Excerpts from a figure dataset
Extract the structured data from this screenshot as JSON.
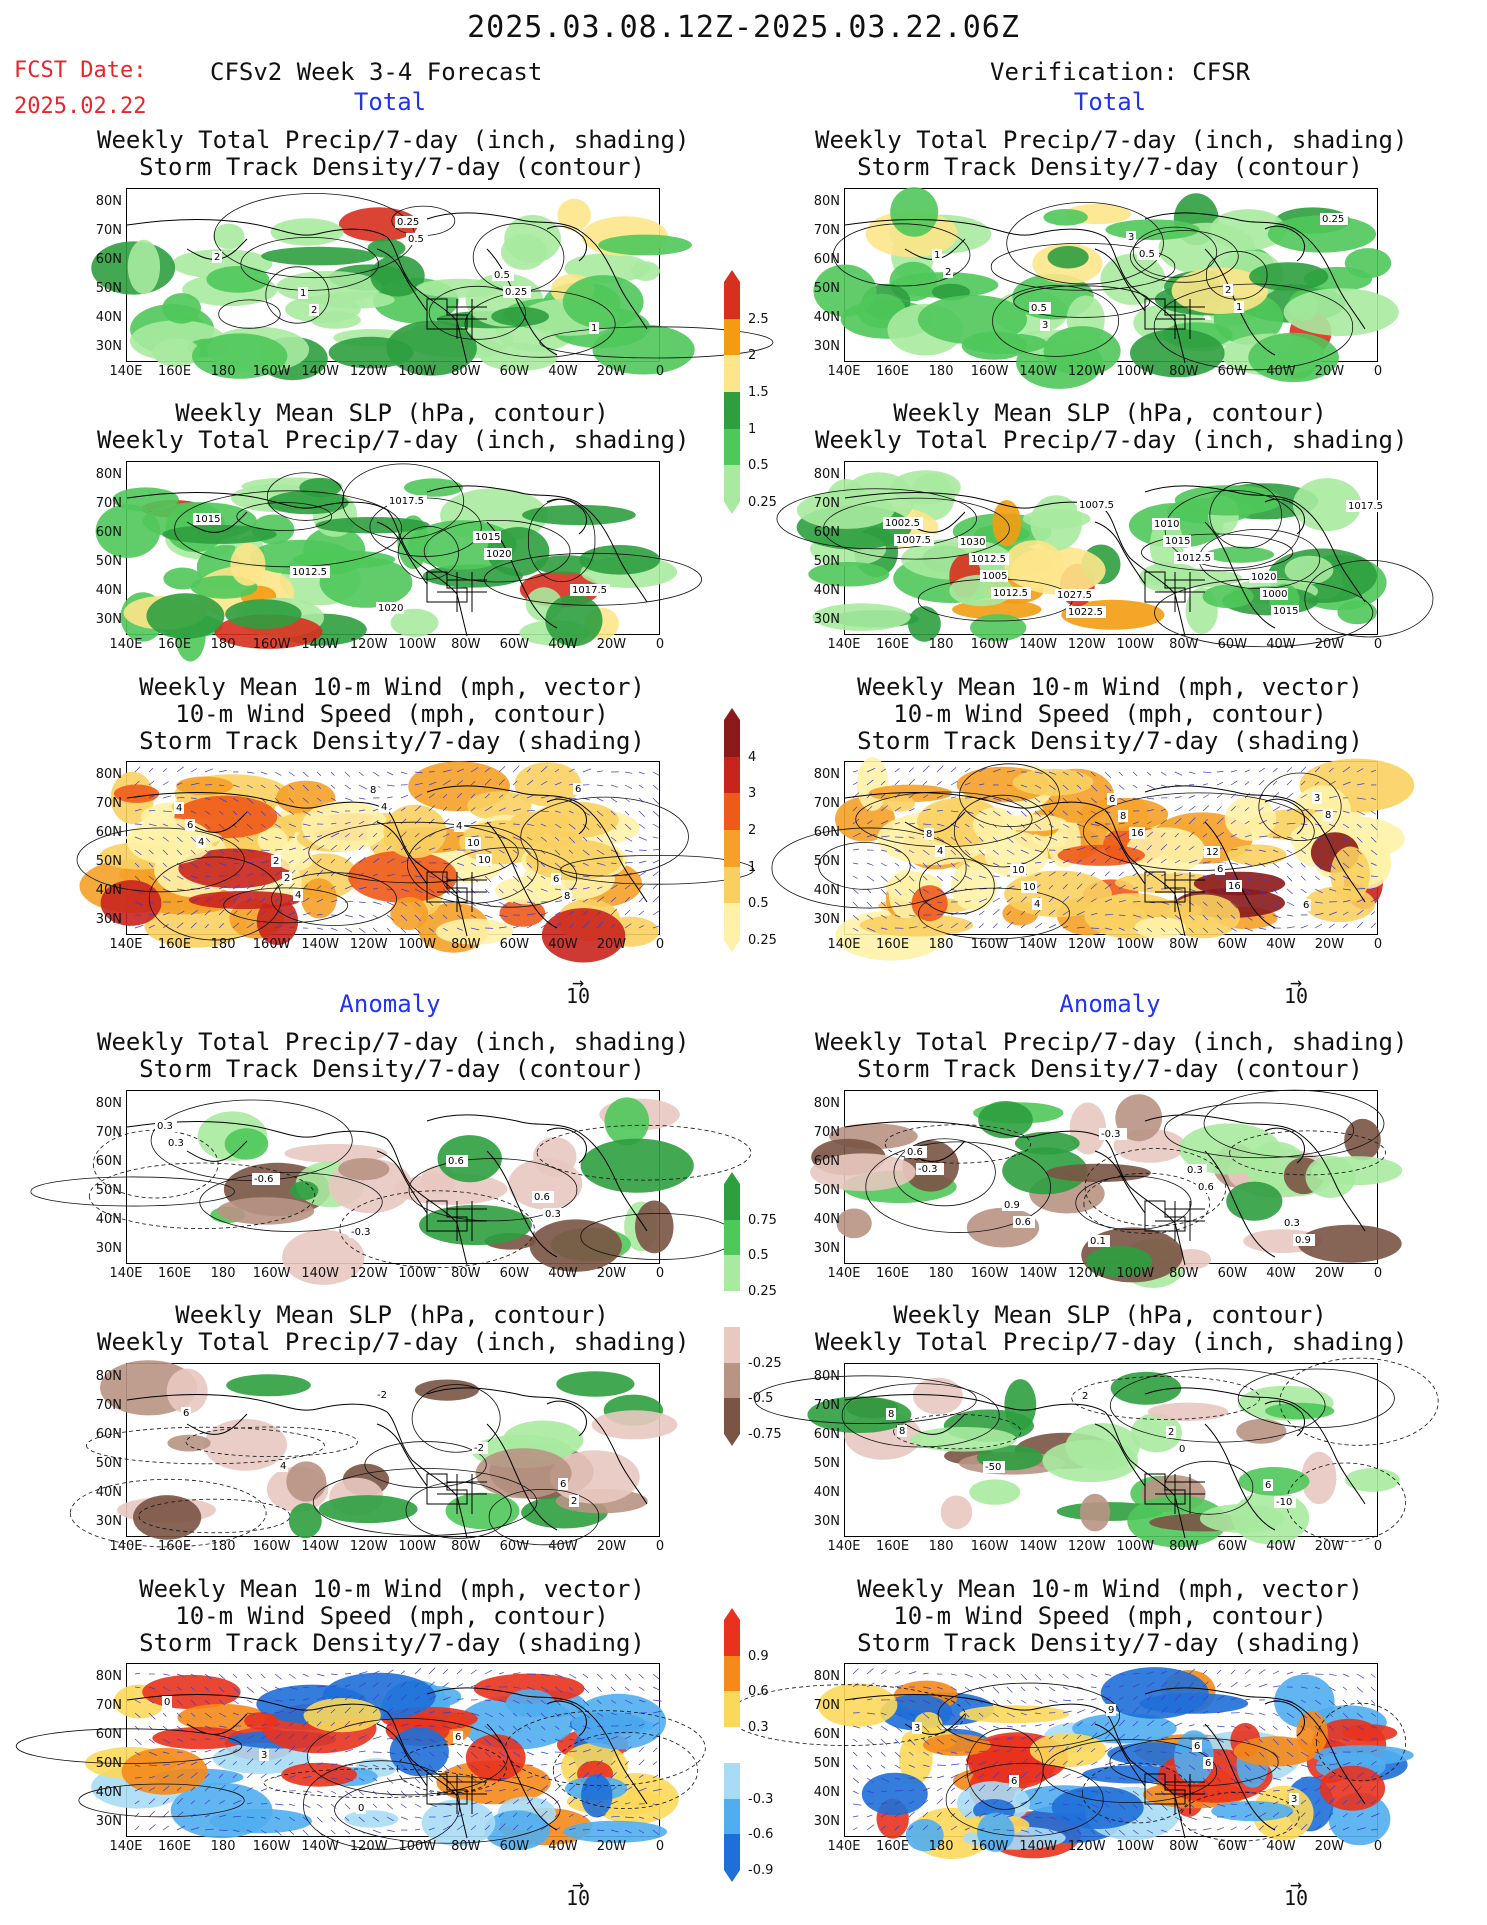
{
  "header": {
    "title": "2025.03.08.12Z-2025.03.22.06Z",
    "fcst_label": "FCST Date:",
    "fcst_date": "2025.02.22",
    "model": "CFSv2 Week 3-4 Forecast",
    "verification": "Verification: CFSR"
  },
  "sections": {
    "total": "Total",
    "anomaly": "Anomaly"
  },
  "titles": {
    "precip_storm": [
      "Weekly Total Precip/7-day (inch, shading)",
      "Storm Track Density/7-day (contour)"
    ],
    "slp_precip": [
      "Weekly Mean SLP (hPa, contour)",
      "Weekly Total Precip/7-day (inch, shading)"
    ],
    "wind_storm": [
      "Weekly Mean 10-m Wind (mph, vector)",
      "10-m Wind Speed (mph, contour)",
      "Storm Track Density/7-day (shading)"
    ]
  },
  "axes": {
    "lat": [
      "80N",
      "70N",
      "60N",
      "50N",
      "40N",
      "30N"
    ],
    "lon": [
      "140E",
      "160E",
      "180",
      "160W",
      "140W",
      "120W",
      "100W",
      "80W",
      "60W",
      "40W",
      "20W",
      "0"
    ]
  },
  "vector_ref": "10",
  "colorbars": {
    "precip_total": {
      "ticks": [
        "2.5",
        "2",
        "1.5",
        "1",
        "0.5",
        "0.25"
      ],
      "colors": [
        "#d7301f",
        "#f39c12",
        "#fde58a",
        "#2e9e3f",
        "#4fc85a",
        "#a9eaa0"
      ]
    },
    "storm_total": {
      "ticks": [
        "4",
        "3",
        "2",
        "1",
        "0.5",
        "0.25"
      ],
      "colors": [
        "#8b1a1a",
        "#c9231d",
        "#ee5a1a",
        "#f5a028",
        "#f9d060",
        "#fff2a8"
      ]
    },
    "precip_anom": {
      "ticks": [
        "0.75",
        "0.5",
        "0.25",
        "-0.25",
        "-0.5",
        "-0.75"
      ],
      "colors": [
        "#2e9e3f",
        "#4fc85a",
        "#a9eaa0",
        "#ffffff",
        "#e8c8c0",
        "#b89484",
        "#7a5444"
      ]
    },
    "storm_anom": {
      "ticks": [
        "0.9",
        "0.6",
        "0.3",
        "-0.3",
        "-0.6",
        "-0.9"
      ],
      "colors": [
        "#e8321e",
        "#f58a1a",
        "#fcd85a",
        "#ffffff",
        "#a8dcf5",
        "#50aef0",
        "#1f6fd8"
      ]
    }
  },
  "contour_labels": {
    "a1": [
      "1",
      "0.25",
      "0.5",
      "1",
      "2",
      "2",
      "0.5",
      "0.25"
    ],
    "b1": [
      "1",
      "0.5",
      "3",
      "2",
      "0.25",
      "2",
      "3",
      "0.5",
      "1"
    ],
    "a2": [
      "1020",
      "1015",
      "1017.5",
      "1015",
      "1012.5",
      "1017.5",
      "1020"
    ],
    "b2": [
      "1030",
      "1027.5",
      "1010",
      "1020",
      "1017.5",
      "1012.5",
      "1022.5",
      "1015",
      "1000",
      "1002.5",
      "1005",
      "1007.5",
      "1012.5",
      "1015",
      "1007.5",
      "1012.5"
    ],
    "a3": [
      "4",
      "6",
      "4",
      "2",
      "8",
      "10",
      "8",
      "6",
      "2",
      "4",
      "10",
      "6",
      "4",
      "4"
    ],
    "b3": [
      "10",
      "6",
      "12",
      "6",
      "8",
      "10",
      "8",
      "6",
      "3",
      "4",
      "4",
      "16",
      "16",
      "8"
    ],
    "a4": [
      "0.6",
      "0.3",
      "-0.6",
      "-0.3",
      "0.6",
      "0.3",
      "0.3"
    ],
    "b4": [
      "0.1",
      "0.3",
      "0.3",
      "0.6",
      "0.9",
      "-0.3",
      "0.6",
      "0.9",
      "-0.3",
      "0.6"
    ],
    "a5": [
      "6",
      "6",
      "4",
      "-2",
      "-2",
      "2"
    ],
    "b5": [
      "2",
      "6",
      "8",
      "-50",
      "2",
      "0",
      "-10",
      "8"
    ],
    "a6": [
      "0",
      "3",
      "0",
      "6"
    ],
    "b6": [
      "6",
      "3",
      "3",
      "6",
      "9",
      "6"
    ]
  }
}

◆ The task ◆
Filter the records down to the lines that contain the string "inch", and copy those lines.

◆ Finished exercise ◆
      "Weekly Total Precip/7-day (inch, shading)",
      "Weekly Total Precip/7-day (inch, shading)"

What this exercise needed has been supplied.